Go through the entries below and collect each line with the string "this" in it.

* Begin EXTRACTED RECORDS *

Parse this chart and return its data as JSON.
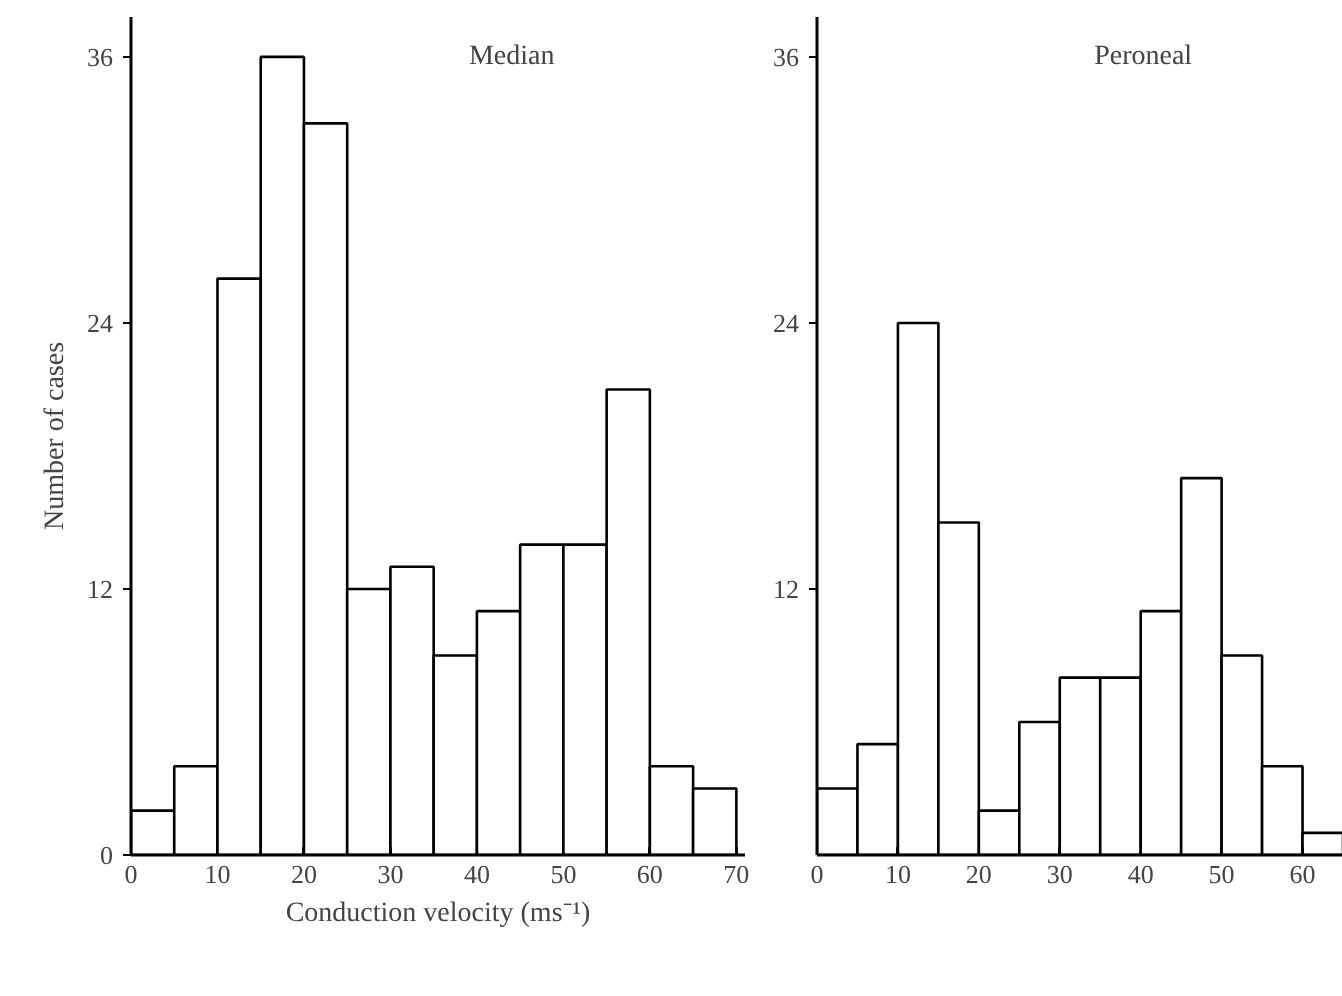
{
  "chart_data": [
    {
      "type": "histogram",
      "title": "Median",
      "xlabel": "Conduction velocity (ms⁻¹)",
      "ylabel": "Number of cases",
      "bins": [
        0,
        5,
        10,
        15,
        20,
        25,
        30,
        35,
        40,
        45,
        50,
        55,
        60,
        65,
        70
      ],
      "values": [
        2,
        4,
        26,
        36,
        33,
        12,
        13,
        9,
        11,
        14,
        14,
        21,
        4,
        3
      ],
      "color": "#ffffff",
      "xlim": [
        0,
        71
      ],
      "ylim": [
        0,
        37.8
      ],
      "xticks": [
        0,
        10,
        20,
        30,
        40,
        50,
        60,
        70
      ],
      "yticks": [
        0,
        12,
        24,
        36
      ],
      "grid": false
    },
    {
      "type": "histogram",
      "title": "Peroneal",
      "bins": [
        0,
        5,
        10,
        15,
        20,
        25,
        30,
        35,
        40,
        45,
        50,
        55,
        60,
        65
      ],
      "values": [
        3,
        5,
        24,
        15,
        2,
        6,
        8,
        8,
        11,
        17,
        9,
        4,
        1
      ],
      "color": "#ffffff",
      "xlim": [
        0,
        65
      ],
      "ylim": [
        0,
        37.8
      ],
      "xticks": [
        0,
        10,
        20,
        30,
        40,
        50,
        60
      ],
      "yticks": [
        12,
        24,
        36
      ],
      "grid": false
    }
  ]
}
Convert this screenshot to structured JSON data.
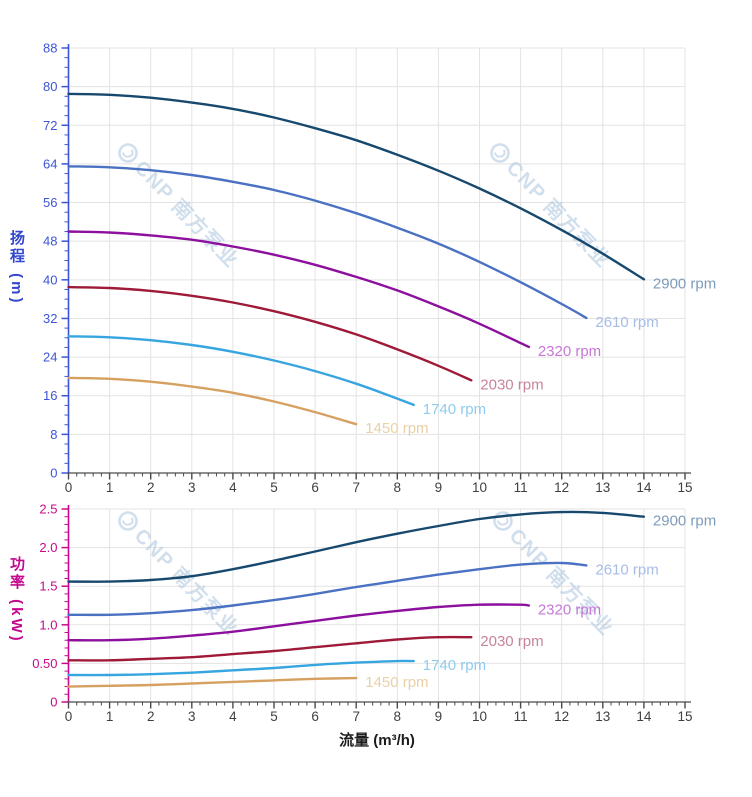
{
  "watermark": {
    "text": "CNP 南方泵业",
    "logo_icon": "cnp-logo-icon",
    "color": "rgba(172,196,223,0.55)"
  },
  "chart_data": [
    {
      "type": "line",
      "title": "",
      "ylabel": "扬程 (m)",
      "xlabel": "",
      "xlim": [
        0,
        15
      ],
      "ylim": [
        0,
        88
      ],
      "x_tick_labels": [
        "0",
        "1",
        "2",
        "3",
        "4",
        "5",
        "6",
        "7",
        "8",
        "9",
        "10",
        "11",
        "12",
        "13",
        "14",
        "15"
      ],
      "y_tick_labels": [
        "0",
        "8",
        "16",
        "24",
        "32",
        "40",
        "48",
        "56",
        "64",
        "72",
        "80",
        "88"
      ],
      "y_major_step": 8,
      "y_minor_step": 2,
      "x_minor_step": 0.2,
      "grid": true,
      "legend_position": "curve-end-labels",
      "axis_color": "#3c55d8",
      "x_axis_color": "#4a4a4a",
      "x_tick_text_color": "#3f3f3f",
      "series": [
        {
          "name": "2900 rpm",
          "color": "#17486e",
          "label_color": "#7e9cba",
          "points": [
            [
              0,
              78.5
            ],
            [
              1,
              78.3
            ],
            [
              2,
              77.7
            ],
            [
              3,
              76.7
            ],
            [
              4,
              75.4
            ],
            [
              5,
              73.6
            ],
            [
              6,
              71.4
            ],
            [
              7,
              68.9
            ],
            [
              8,
              65.9
            ],
            [
              9,
              62.6
            ],
            [
              10,
              58.9
            ],
            [
              11,
              54.8
            ],
            [
              12,
              50.3
            ],
            [
              13,
              45.4
            ],
            [
              14,
              40.1
            ]
          ]
        },
        {
          "name": "2610 rpm",
          "color": "#4a71c2",
          "label_color": "#a6bce8",
          "points": [
            [
              0,
              63.5
            ],
            [
              1,
              63.3
            ],
            [
              2,
              62.7
            ],
            [
              3,
              61.7
            ],
            [
              4,
              60.3
            ],
            [
              5,
              58.6
            ],
            [
              6,
              56.4
            ],
            [
              7,
              53.8
            ],
            [
              8,
              50.8
            ],
            [
              9,
              47.5
            ],
            [
              10,
              43.7
            ],
            [
              11,
              39.5
            ],
            [
              12,
              35.0
            ],
            [
              12.6,
              32.1
            ]
          ]
        },
        {
          "name": "2320 rpm",
          "color": "#8c0f9e",
          "label_color": "#c678d6",
          "points": [
            [
              0,
              50.0
            ],
            [
              1,
              49.8
            ],
            [
              2,
              49.2
            ],
            [
              3,
              48.3
            ],
            [
              4,
              46.9
            ],
            [
              5,
              45.2
            ],
            [
              6,
              43.1
            ],
            [
              7,
              40.6
            ],
            [
              8,
              37.8
            ],
            [
              9,
              34.5
            ],
            [
              10,
              30.9
            ],
            [
              11,
              26.9
            ],
            [
              11.2,
              26.1
            ]
          ]
        },
        {
          "name": "2030 rpm",
          "color": "#9e1a38",
          "label_color": "#c7849a",
          "points": [
            [
              0,
              38.5
            ],
            [
              1,
              38.3
            ],
            [
              2,
              37.7
            ],
            [
              3,
              36.7
            ],
            [
              4,
              35.3
            ],
            [
              5,
              33.5
            ],
            [
              6,
              31.3
            ],
            [
              7,
              28.7
            ],
            [
              8,
              25.6
            ],
            [
              9,
              22.2
            ],
            [
              9.8,
              19.2
            ]
          ]
        },
        {
          "name": "1740 rpm",
          "color": "#36a5e0",
          "label_color": "#8fcbee",
          "points": [
            [
              0,
              28.3
            ],
            [
              1,
              28.1
            ],
            [
              2,
              27.5
            ],
            [
              3,
              26.5
            ],
            [
              4,
              25.1
            ],
            [
              5,
              23.3
            ],
            [
              6,
              21.1
            ],
            [
              7,
              18.5
            ],
            [
              8,
              15.4
            ],
            [
              8.4,
              14.1
            ]
          ]
        },
        {
          "name": "1450 rpm",
          "color": "#d6a160",
          "label_color": "#ead0a6",
          "points": [
            [
              0,
              19.7
            ],
            [
              1,
              19.5
            ],
            [
              2,
              18.9
            ],
            [
              3,
              17.9
            ],
            [
              4,
              16.6
            ],
            [
              5,
              14.8
            ],
            [
              6,
              12.6
            ],
            [
              7,
              10.1
            ]
          ]
        }
      ]
    },
    {
      "type": "line",
      "title": "",
      "ylabel": "功率 (kW)",
      "xlabel": "流量 (m³/h)",
      "xlim": [
        0,
        15
      ],
      "ylim": [
        0,
        2.5
      ],
      "x_tick_labels": [
        "0",
        "1",
        "2",
        "3",
        "4",
        "5",
        "6",
        "7",
        "8",
        "9",
        "10",
        "11",
        "12",
        "13",
        "14",
        "15"
      ],
      "y_tick_labels": [
        "0",
        "0.50",
        "1.0",
        "1.5",
        "2.0",
        "2.5"
      ],
      "y_major_step": 0.5,
      "y_minor_step": 0.1,
      "x_minor_step": 0.2,
      "grid": true,
      "legend_position": "curve-end-labels",
      "axis_color": "#c70a8c",
      "x_axis_color": "#4a4a4a",
      "x_tick_text_color": "#3f3f3f",
      "series": [
        {
          "name": "2900 rpm",
          "color": "#17486e",
          "label_color": "#7e9cba",
          "points": [
            [
              0,
              1.56
            ],
            [
              1,
              1.56
            ],
            [
              2,
              1.58
            ],
            [
              3,
              1.63
            ],
            [
              4,
              1.72
            ],
            [
              5,
              1.83
            ],
            [
              6,
              1.95
            ],
            [
              7,
              2.07
            ],
            [
              8,
              2.18
            ],
            [
              9,
              2.28
            ],
            [
              10,
              2.37
            ],
            [
              11,
              2.43
            ],
            [
              12,
              2.46
            ],
            [
              13,
              2.45
            ],
            [
              14,
              2.4
            ]
          ]
        },
        {
          "name": "2610 rpm",
          "color": "#4a71c2",
          "label_color": "#a6bce8",
          "points": [
            [
              0,
              1.13
            ],
            [
              1,
              1.13
            ],
            [
              2,
              1.15
            ],
            [
              3,
              1.19
            ],
            [
              4,
              1.25
            ],
            [
              5,
              1.32
            ],
            [
              6,
              1.4
            ],
            [
              7,
              1.49
            ],
            [
              8,
              1.57
            ],
            [
              9,
              1.65
            ],
            [
              10,
              1.72
            ],
            [
              11,
              1.78
            ],
            [
              12,
              1.8
            ],
            [
              12.6,
              1.77
            ]
          ]
        },
        {
          "name": "2320 rpm",
          "color": "#8c0f9e",
          "label_color": "#c678d6",
          "points": [
            [
              0,
              0.8
            ],
            [
              1,
              0.8
            ],
            [
              2,
              0.82
            ],
            [
              3,
              0.86
            ],
            [
              4,
              0.91
            ],
            [
              5,
              0.98
            ],
            [
              6,
              1.05
            ],
            [
              7,
              1.12
            ],
            [
              8,
              1.18
            ],
            [
              9,
              1.23
            ],
            [
              10,
              1.26
            ],
            [
              11,
              1.26
            ],
            [
              11.2,
              1.25
            ]
          ]
        },
        {
          "name": "2030 rpm",
          "color": "#9e1a38",
          "label_color": "#c7849a",
          "points": [
            [
              0,
              0.54
            ],
            [
              1,
              0.54
            ],
            [
              2,
              0.56
            ],
            [
              3,
              0.58
            ],
            [
              4,
              0.62
            ],
            [
              5,
              0.66
            ],
            [
              6,
              0.71
            ],
            [
              7,
              0.76
            ],
            [
              8,
              0.81
            ],
            [
              9,
              0.84
            ],
            [
              9.8,
              0.84
            ]
          ]
        },
        {
          "name": "1740 rpm",
          "color": "#36a5e0",
          "label_color": "#8fcbee",
          "points": [
            [
              0,
              0.35
            ],
            [
              1,
              0.35
            ],
            [
              2,
              0.36
            ],
            [
              3,
              0.38
            ],
            [
              4,
              0.41
            ],
            [
              5,
              0.44
            ],
            [
              6,
              0.48
            ],
            [
              7,
              0.51
            ],
            [
              8,
              0.53
            ],
            [
              8.4,
              0.53
            ]
          ]
        },
        {
          "name": "1450 rpm",
          "color": "#d6a160",
          "label_color": "#ead0a6",
          "points": [
            [
              0,
              0.2
            ],
            [
              1,
              0.21
            ],
            [
              2,
              0.22
            ],
            [
              3,
              0.24
            ],
            [
              4,
              0.26
            ],
            [
              5,
              0.28
            ],
            [
              6,
              0.3
            ],
            [
              7,
              0.31
            ]
          ]
        }
      ]
    }
  ]
}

* End EXTRACTED RECORDS *

• EXERCISE RESULT
Parse this chart and return its data as JSON.
Convert this screenshot to structured JSON data.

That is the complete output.